** begin Records to process **
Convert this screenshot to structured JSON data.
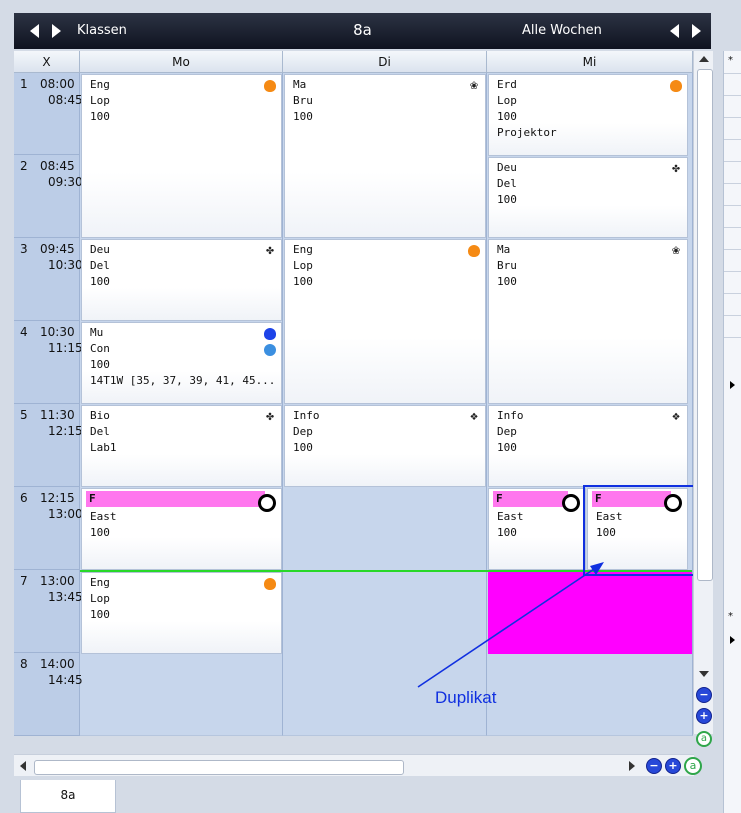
{
  "toolbar": {
    "left_label": "Klassen",
    "title": "8a",
    "right_label": "Alle Wochen"
  },
  "header": {
    "corner": "X",
    "days": [
      "Mo",
      "Di",
      "Mi"
    ]
  },
  "periods": [
    {
      "num": "1",
      "start": "08:00",
      "end": "08:45"
    },
    {
      "num": "2",
      "start": "08:45",
      "end": "09:30"
    },
    {
      "num": "3",
      "start": "09:45",
      "end": "10:30"
    },
    {
      "num": "4",
      "start": "10:30",
      "end": "11:15"
    },
    {
      "num": "5",
      "start": "11:30",
      "end": "12:15"
    },
    {
      "num": "6",
      "start": "12:15",
      "end": "13:00"
    },
    {
      "num": "7",
      "start": "13:00",
      "end": "13:45"
    },
    {
      "num": "8",
      "start": "14:00",
      "end": "14:45"
    }
  ],
  "lessons": {
    "mo_1": {
      "lines": [
        "Eng",
        "Lop",
        "100"
      ],
      "icon": "apple-orange-icon"
    },
    "di_1": {
      "lines": [
        "Ma",
        "Bru",
        "100"
      ],
      "icon": "flower-icon"
    },
    "mi_1": {
      "lines": [
        "Erd",
        "Lop",
        "100",
        "Projektor"
      ],
      "icon": "apple-orange-icon"
    },
    "mi_2": {
      "lines": [
        "Deu",
        "Del",
        "100"
      ],
      "icon": "snowflake-icon"
    },
    "mo_3": {
      "lines": [
        "Deu",
        "Del",
        "100"
      ],
      "icon": "snowflake-icon"
    },
    "di_3": {
      "lines": [
        "Eng",
        "Lop",
        "100"
      ],
      "icon": "apple-orange-icon"
    },
    "mi_3": {
      "lines": [
        "Ma",
        "Bru",
        "100"
      ],
      "icon": "flower-icon"
    },
    "mo_4": {
      "lines": [
        "Mu",
        "Con",
        "100",
        "14T1W [35, 37, 39, 41, 45..."
      ],
      "icon": "apple-blue-icon"
    },
    "mo_5": {
      "lines": [
        "Bio",
        "Del",
        "Lab1"
      ],
      "icon": "snowflake-icon"
    },
    "di_5": {
      "lines": [
        "Info",
        "Dep",
        "100"
      ],
      "icon": "diamond-dots-icon"
    },
    "mi_5": {
      "lines": [
        "Info",
        "Dep",
        "100"
      ],
      "icon": "diamond-dots-icon"
    },
    "mo_6": {
      "lines": [
        "F",
        "East",
        "100"
      ],
      "icon": "ring-icon"
    },
    "mi_6": {
      "lines": [
        "F",
        "East",
        "100"
      ],
      "icon": "ring-icon"
    },
    "dup_6": {
      "lines": [
        "F",
        "East",
        "100"
      ],
      "icon": "ring-icon"
    },
    "mo_7": {
      "lines": [
        "Eng",
        "Lop",
        "100"
      ],
      "icon": "apple-orange-icon"
    }
  },
  "annotation": {
    "text": "Duplikat"
  },
  "tabs": [
    {
      "label": "8a"
    }
  ],
  "colors": {
    "highlight_block": "#ff00ff",
    "f_bar": "#ff77ee",
    "annotation_blue": "#1030e0",
    "current_time_line": "#28d828"
  }
}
** end Records to process **
Give the count of lines holding the word "start", with no other words.

8